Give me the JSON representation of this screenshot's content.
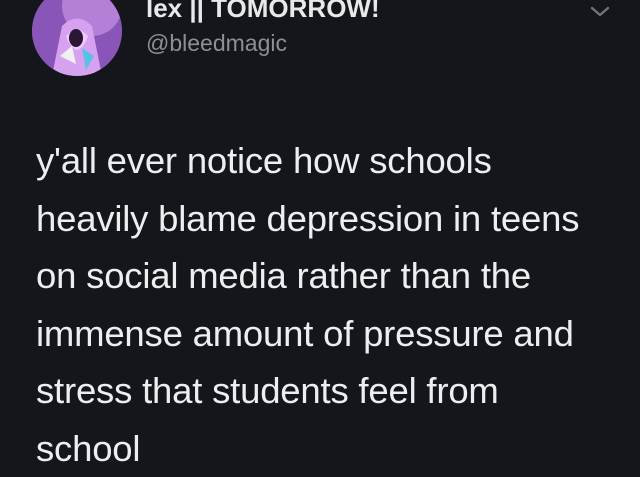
{
  "tweet": {
    "author": {
      "display_name": "lex || TOMORROW!",
      "handle": "@bleedmagic"
    },
    "text_lines": [
      "y'all ever notice how schools",
      "heavily blame depression in teens",
      "on social media rather than the",
      "immense amount of pressure and",
      "stress that students feel from",
      "school"
    ]
  },
  "icons": {
    "avatar": "avatar-image",
    "menu": "chevron-down-icon"
  },
  "colors": {
    "background": "#15161b",
    "text": "#e7e9ea",
    "muted": "#8b9096"
  }
}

####

**What the task asks:** Each line above is to be copied verbatim. Drop any image from the copy.

**Solution to this problem:**
Give me the JSON representation of this screenshot's content.
{
  "tweet": {
    "author": {
      "display_name": "lex || TOMORROW!",
      "handle": "@bleedmagic"
    },
    "text_lines": [
      "y'all ever notice how schools",
      "heavily blame depression in teens",
      "on social media rather than the",
      "immense amount of pressure and",
      "stress that students feel from",
      "school"
    ]
  },
  "icons": {
    "avatar": "avatar-image",
    "menu": "chevron-down-icon"
  },
  "colors": {
    "background": "#15161b",
    "text": "#e7e9ea",
    "muted": "#8b9096"
  }
}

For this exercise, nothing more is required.